Dataset records

============

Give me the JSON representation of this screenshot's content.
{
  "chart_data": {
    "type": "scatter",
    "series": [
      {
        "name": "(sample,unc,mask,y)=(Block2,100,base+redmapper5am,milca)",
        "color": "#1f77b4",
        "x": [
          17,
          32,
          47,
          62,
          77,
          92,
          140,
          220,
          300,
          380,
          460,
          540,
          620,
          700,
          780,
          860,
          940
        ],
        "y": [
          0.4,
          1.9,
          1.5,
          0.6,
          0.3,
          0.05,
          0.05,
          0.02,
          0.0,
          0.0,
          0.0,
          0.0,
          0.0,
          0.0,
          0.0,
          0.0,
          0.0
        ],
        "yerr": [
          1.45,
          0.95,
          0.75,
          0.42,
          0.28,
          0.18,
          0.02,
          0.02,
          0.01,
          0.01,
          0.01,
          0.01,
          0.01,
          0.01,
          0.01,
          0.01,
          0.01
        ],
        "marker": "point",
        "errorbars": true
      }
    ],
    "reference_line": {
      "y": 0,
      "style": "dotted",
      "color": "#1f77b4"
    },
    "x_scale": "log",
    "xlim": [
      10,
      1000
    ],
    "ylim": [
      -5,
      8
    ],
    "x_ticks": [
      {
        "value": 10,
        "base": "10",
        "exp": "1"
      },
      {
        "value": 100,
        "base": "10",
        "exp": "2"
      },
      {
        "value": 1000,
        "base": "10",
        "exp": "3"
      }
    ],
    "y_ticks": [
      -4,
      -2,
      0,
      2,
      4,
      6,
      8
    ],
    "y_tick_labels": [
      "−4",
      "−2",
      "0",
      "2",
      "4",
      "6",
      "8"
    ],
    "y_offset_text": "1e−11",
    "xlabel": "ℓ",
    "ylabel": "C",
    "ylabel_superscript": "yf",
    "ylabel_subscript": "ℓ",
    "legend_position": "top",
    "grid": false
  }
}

============

Task to complete:
Type out the entries again, word for word.

Reply to the exercise:
Give me the JSON representation of this screenshot's content.
{
  "chart_data": {
    "type": "scatter",
    "series": [
      {
        "name": "(sample,unc,mask,y)=(Block2,100,base+redmapper5am,milca)",
        "color": "#1f77b4",
        "x": [
          17,
          32,
          47,
          62,
          77,
          92,
          140,
          220,
          300,
          380,
          460,
          540,
          620,
          700,
          780,
          860,
          940
        ],
        "y": [
          0.4,
          1.9,
          1.5,
          0.6,
          0.3,
          0.05,
          0.05,
          0.02,
          0.0,
          0.0,
          0.0,
          0.0,
          0.0,
          0.0,
          0.0,
          0.0,
          0.0
        ],
        "yerr": [
          1.45,
          0.95,
          0.75,
          0.42,
          0.28,
          0.18,
          0.02,
          0.02,
          0.01,
          0.01,
          0.01,
          0.01,
          0.01,
          0.01,
          0.01,
          0.01,
          0.01
        ],
        "marker": "point",
        "errorbars": true
      }
    ],
    "reference_line": {
      "y": 0,
      "style": "dotted",
      "color": "#1f77b4"
    },
    "x_scale": "log",
    "xlim": [
      10,
      1000
    ],
    "ylim": [
      -5,
      8
    ],
    "x_ticks": [
      {
        "value": 10,
        "base": "10",
        "exp": "1"
      },
      {
        "value": 100,
        "base": "10",
        "exp": "2"
      },
      {
        "value": 1000,
        "base": "10",
        "exp": "3"
      }
    ],
    "y_ticks": [
      -4,
      -2,
      0,
      2,
      4,
      6,
      8
    ],
    "y_tick_labels": [
      "−4",
      "−2",
      "0",
      "2",
      "4",
      "6",
      "8"
    ],
    "y_offset_text": "1e−11",
    "xlabel": "ℓ",
    "ylabel": "C",
    "ylabel_superscript": "yf",
    "ylabel_subscript": "ℓ",
    "legend_position": "top",
    "grid": false
  }
}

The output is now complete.